Aim of the exercise ▸ Go over the entries below line by line, copying each one that contains the word "detached".

— START Exercise data —

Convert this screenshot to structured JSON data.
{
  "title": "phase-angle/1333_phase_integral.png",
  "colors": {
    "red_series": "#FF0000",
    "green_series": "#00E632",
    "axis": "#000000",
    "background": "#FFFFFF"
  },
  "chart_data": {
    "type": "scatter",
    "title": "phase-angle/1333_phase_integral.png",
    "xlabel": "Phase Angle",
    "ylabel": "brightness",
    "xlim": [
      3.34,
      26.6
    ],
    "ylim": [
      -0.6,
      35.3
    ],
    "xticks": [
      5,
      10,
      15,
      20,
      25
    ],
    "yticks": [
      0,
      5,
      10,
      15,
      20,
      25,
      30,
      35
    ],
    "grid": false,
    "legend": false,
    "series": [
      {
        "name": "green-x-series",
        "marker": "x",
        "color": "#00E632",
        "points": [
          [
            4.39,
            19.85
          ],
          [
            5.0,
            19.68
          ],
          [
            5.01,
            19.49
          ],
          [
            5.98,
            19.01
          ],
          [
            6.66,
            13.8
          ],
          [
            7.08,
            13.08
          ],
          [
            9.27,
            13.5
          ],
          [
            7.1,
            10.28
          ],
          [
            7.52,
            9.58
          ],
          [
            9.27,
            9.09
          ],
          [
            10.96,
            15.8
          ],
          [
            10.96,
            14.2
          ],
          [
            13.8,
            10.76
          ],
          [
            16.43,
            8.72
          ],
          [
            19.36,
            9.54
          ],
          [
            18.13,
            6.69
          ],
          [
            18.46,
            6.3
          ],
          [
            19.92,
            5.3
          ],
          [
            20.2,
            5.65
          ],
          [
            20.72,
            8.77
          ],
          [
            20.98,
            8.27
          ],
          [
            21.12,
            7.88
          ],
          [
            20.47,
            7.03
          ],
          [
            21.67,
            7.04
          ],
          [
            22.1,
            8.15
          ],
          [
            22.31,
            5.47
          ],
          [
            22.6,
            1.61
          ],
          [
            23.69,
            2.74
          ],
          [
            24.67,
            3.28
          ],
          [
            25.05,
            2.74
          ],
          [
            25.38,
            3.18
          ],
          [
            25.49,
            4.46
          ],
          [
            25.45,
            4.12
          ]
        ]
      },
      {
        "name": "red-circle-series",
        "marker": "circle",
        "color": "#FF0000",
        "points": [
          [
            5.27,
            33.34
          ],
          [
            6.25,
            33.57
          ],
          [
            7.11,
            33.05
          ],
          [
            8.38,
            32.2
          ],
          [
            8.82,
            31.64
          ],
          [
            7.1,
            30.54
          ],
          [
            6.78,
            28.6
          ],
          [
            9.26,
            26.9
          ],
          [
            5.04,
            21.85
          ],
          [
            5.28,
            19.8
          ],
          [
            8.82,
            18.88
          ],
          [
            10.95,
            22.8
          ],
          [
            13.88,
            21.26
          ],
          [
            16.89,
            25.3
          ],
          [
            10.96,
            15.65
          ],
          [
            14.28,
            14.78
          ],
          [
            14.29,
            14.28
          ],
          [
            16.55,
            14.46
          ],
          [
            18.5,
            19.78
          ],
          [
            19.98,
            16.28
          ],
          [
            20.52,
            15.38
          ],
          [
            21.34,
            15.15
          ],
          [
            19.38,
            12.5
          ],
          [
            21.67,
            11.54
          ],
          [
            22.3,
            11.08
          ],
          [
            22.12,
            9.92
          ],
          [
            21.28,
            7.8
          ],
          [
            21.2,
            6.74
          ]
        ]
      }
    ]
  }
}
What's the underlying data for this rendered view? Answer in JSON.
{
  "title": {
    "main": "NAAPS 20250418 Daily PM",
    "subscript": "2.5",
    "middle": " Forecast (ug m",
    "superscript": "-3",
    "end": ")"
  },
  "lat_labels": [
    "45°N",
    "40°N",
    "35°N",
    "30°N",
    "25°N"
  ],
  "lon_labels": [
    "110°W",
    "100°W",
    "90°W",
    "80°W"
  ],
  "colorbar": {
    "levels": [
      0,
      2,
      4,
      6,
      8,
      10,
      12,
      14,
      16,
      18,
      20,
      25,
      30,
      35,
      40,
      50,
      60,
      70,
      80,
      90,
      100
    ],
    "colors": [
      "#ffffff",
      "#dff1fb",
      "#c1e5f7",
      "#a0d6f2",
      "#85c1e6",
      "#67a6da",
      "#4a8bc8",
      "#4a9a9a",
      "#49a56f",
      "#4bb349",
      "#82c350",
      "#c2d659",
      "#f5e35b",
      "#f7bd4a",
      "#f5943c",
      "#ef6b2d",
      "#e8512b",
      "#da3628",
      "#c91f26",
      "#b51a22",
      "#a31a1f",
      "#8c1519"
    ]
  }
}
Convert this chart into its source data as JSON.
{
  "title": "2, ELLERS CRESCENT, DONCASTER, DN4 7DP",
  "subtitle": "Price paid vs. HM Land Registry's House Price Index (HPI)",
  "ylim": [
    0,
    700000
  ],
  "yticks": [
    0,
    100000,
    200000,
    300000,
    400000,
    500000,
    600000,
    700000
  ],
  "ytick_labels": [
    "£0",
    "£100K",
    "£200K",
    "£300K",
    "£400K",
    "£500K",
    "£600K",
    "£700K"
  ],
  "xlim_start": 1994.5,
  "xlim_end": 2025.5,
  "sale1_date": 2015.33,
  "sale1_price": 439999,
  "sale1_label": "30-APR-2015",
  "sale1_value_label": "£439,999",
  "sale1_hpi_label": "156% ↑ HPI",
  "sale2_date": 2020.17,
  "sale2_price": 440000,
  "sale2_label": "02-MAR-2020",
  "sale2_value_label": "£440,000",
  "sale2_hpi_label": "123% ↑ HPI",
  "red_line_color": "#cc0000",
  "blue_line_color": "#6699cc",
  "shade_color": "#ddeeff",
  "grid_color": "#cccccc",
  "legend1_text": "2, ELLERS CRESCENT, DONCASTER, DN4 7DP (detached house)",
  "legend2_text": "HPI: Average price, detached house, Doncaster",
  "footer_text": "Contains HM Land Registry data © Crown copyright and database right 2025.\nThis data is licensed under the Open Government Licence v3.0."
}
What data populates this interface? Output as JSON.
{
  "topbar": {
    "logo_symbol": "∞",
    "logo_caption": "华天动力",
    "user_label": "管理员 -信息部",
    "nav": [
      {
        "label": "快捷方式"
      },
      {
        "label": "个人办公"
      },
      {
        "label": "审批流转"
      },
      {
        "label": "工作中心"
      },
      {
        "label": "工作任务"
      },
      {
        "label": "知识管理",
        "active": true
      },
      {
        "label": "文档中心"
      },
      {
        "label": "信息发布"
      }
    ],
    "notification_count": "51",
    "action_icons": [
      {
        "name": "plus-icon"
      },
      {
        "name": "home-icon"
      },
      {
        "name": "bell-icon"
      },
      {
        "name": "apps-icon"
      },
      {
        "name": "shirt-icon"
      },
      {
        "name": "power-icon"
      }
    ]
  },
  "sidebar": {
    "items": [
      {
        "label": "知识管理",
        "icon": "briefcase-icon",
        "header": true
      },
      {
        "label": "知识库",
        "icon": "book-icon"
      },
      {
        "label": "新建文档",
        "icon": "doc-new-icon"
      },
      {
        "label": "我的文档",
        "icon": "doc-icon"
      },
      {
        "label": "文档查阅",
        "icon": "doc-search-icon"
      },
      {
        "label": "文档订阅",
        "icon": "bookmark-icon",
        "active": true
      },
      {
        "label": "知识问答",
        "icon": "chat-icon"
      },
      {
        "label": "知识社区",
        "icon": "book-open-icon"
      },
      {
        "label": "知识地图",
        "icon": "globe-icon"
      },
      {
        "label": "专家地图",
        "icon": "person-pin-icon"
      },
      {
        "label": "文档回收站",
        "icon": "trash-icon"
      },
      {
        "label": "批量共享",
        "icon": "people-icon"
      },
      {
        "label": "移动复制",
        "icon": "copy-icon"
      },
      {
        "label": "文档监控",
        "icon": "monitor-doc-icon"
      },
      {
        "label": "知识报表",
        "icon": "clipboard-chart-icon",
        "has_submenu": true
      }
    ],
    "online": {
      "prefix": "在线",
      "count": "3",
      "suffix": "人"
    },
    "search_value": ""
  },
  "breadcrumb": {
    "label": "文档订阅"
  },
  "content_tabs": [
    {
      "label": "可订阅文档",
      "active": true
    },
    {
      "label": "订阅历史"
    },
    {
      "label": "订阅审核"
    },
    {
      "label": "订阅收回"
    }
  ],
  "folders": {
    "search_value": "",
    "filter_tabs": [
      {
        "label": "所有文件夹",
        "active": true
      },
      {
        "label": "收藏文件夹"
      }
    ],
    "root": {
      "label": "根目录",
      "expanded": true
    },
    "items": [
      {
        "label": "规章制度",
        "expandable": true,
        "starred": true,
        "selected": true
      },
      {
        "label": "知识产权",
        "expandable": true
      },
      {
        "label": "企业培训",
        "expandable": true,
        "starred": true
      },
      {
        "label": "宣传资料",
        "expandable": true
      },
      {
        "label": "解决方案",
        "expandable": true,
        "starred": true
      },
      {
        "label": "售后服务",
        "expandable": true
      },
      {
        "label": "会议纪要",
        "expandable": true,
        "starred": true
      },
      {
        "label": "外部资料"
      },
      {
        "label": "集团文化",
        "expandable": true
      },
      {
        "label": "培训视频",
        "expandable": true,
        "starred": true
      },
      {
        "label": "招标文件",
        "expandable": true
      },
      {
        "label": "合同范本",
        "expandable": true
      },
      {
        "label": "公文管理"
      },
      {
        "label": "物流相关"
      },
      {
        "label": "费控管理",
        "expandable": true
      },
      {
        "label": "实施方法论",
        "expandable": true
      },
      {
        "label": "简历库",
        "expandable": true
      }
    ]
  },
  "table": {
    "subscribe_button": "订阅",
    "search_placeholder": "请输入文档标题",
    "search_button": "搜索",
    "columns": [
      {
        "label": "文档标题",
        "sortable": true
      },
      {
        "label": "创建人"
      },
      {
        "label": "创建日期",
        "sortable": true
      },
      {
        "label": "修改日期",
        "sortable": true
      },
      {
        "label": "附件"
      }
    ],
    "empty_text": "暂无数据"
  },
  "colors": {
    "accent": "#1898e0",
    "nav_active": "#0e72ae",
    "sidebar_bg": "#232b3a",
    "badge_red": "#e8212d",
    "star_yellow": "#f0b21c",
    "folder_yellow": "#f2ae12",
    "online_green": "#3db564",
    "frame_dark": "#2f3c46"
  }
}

— END Exercise data —

Final result ▸
  "legend1_text": "2, ELLERS CRESCENT, DONCASTER, DN4 7DP (detached house)",
  "legend2_text": "HPI: Average price, detached house, Doncaster",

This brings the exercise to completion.